**Stated task**
Transcribe the entries that follow, word for word.

**Given records**
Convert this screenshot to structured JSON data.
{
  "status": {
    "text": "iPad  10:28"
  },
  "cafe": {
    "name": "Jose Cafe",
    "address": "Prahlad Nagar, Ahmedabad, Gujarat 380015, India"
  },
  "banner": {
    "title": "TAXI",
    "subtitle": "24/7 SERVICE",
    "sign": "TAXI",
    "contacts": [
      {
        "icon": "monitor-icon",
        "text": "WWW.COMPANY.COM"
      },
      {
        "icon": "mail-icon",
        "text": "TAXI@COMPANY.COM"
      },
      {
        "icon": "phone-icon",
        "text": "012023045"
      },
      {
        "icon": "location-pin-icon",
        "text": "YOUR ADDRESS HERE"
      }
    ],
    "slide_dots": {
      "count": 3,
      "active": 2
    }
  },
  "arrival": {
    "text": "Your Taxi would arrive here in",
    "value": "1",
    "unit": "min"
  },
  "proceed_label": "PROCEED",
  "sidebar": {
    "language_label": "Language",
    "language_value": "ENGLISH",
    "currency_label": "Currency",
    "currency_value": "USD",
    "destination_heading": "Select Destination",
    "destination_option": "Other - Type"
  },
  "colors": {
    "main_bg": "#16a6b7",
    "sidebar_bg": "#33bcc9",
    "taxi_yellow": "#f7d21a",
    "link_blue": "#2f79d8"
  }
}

**Correct answer**
Convert this screenshot to structured JSON data.
{
  "status": {
    "text": "iPad  10:28"
  },
  "cafe": {
    "name": "Jose Cafe",
    "address": "Prahlad Nagar, Ahmedabad, Gujarat 380015, India"
  },
  "banner": {
    "title": "TAXI",
    "subtitle": "24/7 SERVICE",
    "sign": "TAXI",
    "contacts": [
      {
        "icon": "monitor-icon",
        "text": "WWW.COMPANY.COM"
      },
      {
        "icon": "mail-icon",
        "text": "TAXI@COMPANY.COM"
      },
      {
        "icon": "phone-icon",
        "text": "012023045"
      },
      {
        "icon": "location-pin-icon",
        "text": "YOUR ADDRESS HERE"
      }
    ],
    "slide_dots": {
      "count": 3,
      "active": 2
    }
  },
  "arrival": {
    "text": "Your Taxi would arrive here in",
    "value": "1",
    "unit": "min"
  },
  "proceed_label": "PROCEED",
  "sidebar": {
    "language_label": "Language",
    "language_value": "ENGLISH",
    "currency_label": "Currency",
    "currency_value": "USD",
    "destination_heading": "Select Destination",
    "destination_option": "Other - Type"
  },
  "colors": {
    "main_bg": "#16a6b7",
    "sidebar_bg": "#33bcc9",
    "taxi_yellow": "#f7d21a",
    "link_blue": "#2f79d8"
  }
}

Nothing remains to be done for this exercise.